- [SET EXERCISE]: Write out the listing below in full and exactly, leaving out every picture.

[Entries taken from a collection]
++++

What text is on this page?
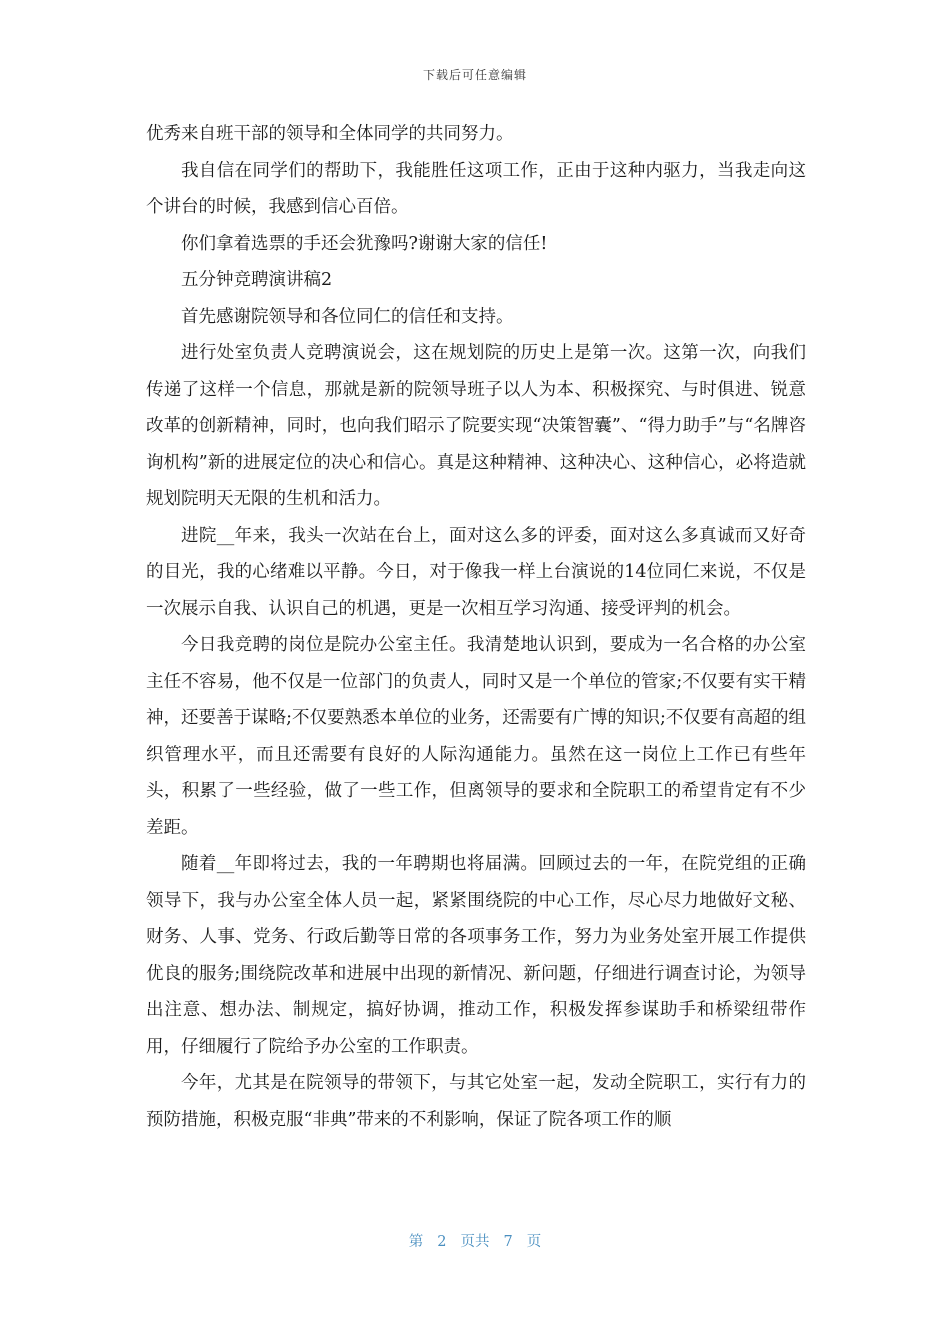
下载后可任意编辑

优秀来自班干部的领导和全体同学的共同努力。

我自信在同学们的帮助下，我能胜任这项工作，正由于这种内驱力，当我走向这个讲台的时候，我感到信心百倍。

你们拿着选票的手还会犹豫吗?谢谢大家的信任!

五分钟竞聘演讲稿2

首先感谢院领导和各位同仁的信任和支持。

进行处室负责人竞聘演说会，这在规划院的历史上是第一次。这第一次，向我们传递了这样一个信息，那就是新的院领导班子以人为本、积极探究、与时俱进、锐意改革的创新精神，同时，也向我们昭示了院要实现“决策智囊”、“得力助手”与“名牌咨询机构”新的进展定位的决心和信心。真是这种精神、这种决心、这种信心，必将造就规划院明天无限的生机和活力。

进院__年来，我头一次站在台上，面对这么多的评委，面对这么多真诚而又好奇的目光，我的心绪难以平静。今日，对于像我一样上台演说的14位同仁来说，不仅是一次展示自我、认识自己的机遇，更是一次相互学习沟通、接受评判的机会。

今日我竞聘的岗位是院办公室主任。我清楚地认识到，要成为一名合格的办公室主任不容易，他不仅是一位部门的负责人，同时又是一个单位的管家;不仅要有实干精神，还要善于谋略;不仅要熟悉本单位的业务，还需要有广博的知识;不仅要有高超的组织管理水平，而且还需要有良好的人际沟通能力。虽然在这一岗位上工作已有些年头，积累了一些经验，做了一些工作，但离领导的要求和全院职工的希望肯定有不少差距。

随着__年即将过去，我的一年聘期也将届满。回顾过去的一年，在院党组的正确领导下，我与办公室全体人员一起，紧紧围绕院的中心工作，尽心尽力地做好文秘、财务、人事、党务、行政后勤等日常的各项事务工作，努力为业务处室开展工作提供优良的服务;围绕院改革和进展中出现的新情况、新问题，仔细进行调查讨论，为领导出注意、想办法、制规定，搞好协调，推动工作，积极发挥参谋助手和桥梁纽带作用，仔细履行了院给予办公室的工作职责。

今年，尤其是在院领导的带领下，与其它处室一起，发动全院职工，实行有力的预防措施，积极克服“非典”带来的不利影响，保证了院各项工作的顺

第 2 页共 7 页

++++

- [SOLVED EXERCISE]:
What text is on this page?
下载后可任意编辑

优秀来自班干部的领导和全体同学的共同努力。

我自信在同学们的帮助下，我能胜任这项工作，正由于这种内驱力，当我走向这个讲台的时候，我感到信心百倍。

你们拿着选票的手还会犹豫吗?谢谢大家的信任!

五分钟竞聘演讲稿2

首先感谢院领导和各位同仁的信任和支持。

进行处室负责人竞聘演说会，这在规划院的历史上是第一次。这第一次，向我们传递了这样一个信息，那就是新的院领导班子以人为本、积极探究、与时俱进、锐意改革的创新精神，同时，也向我们昭示了院要实现“决策智囊”、“得力助手”与“名牌咨询机构”新的进展定位的决心和信心。真是这种精神、这种决心、这种信心，必将造就规划院明天无限的生机和活力。

进院__年来，我头一次站在台上，面对这么多的评委，面对这么多真诚而又好奇的目光，我的心绪难以平静。今日，对于像我一样上台演说的14位同仁来说，不仅是一次展示自我、认识自己的机遇，更是一次相互学习沟通、接受评判的机会。

今日我竞聘的岗位是院办公室主任。我清楚地认识到，要成为一名合格的办公室主任不容易，他不仅是一位部门的负责人，同时又是一个单位的管家;不仅要有实干精神，还要善于谋略;不仅要熟悉本单位的业务，还需要有广博的知识;不仅要有高超的组织管理水平，而且还需要有良好的人际沟通能力。虽然在这一岗位上工作已有些年头，积累了一些经验，做了一些工作，但离领导的要求和全院职工的希望肯定有不少差距。

随着__年即将过去，我的一年聘期也将届满。回顾过去的一年，在院党组的正确领导下，我与办公室全体人员一起，紧紧围绕院的中心工作，尽心尽力地做好文秘、财务、人事、党务、行政后勤等日常的各项事务工作，努力为业务处室开展工作提供优良的服务;围绕院改革和进展中出现的新情况、新问题，仔细进行调查讨论，为领导出注意、想办法、制规定，搞好协调，推动工作，积极发挥参谋助手和桥梁纽带作用，仔细履行了院给予办公室的工作职责。

今年，尤其是在院领导的带领下，与其它处室一起，发动全院职工，实行有力的预防措施，积极克服“非典”带来的不利影响，保证了院各项工作的顺

第 2 页共 7 页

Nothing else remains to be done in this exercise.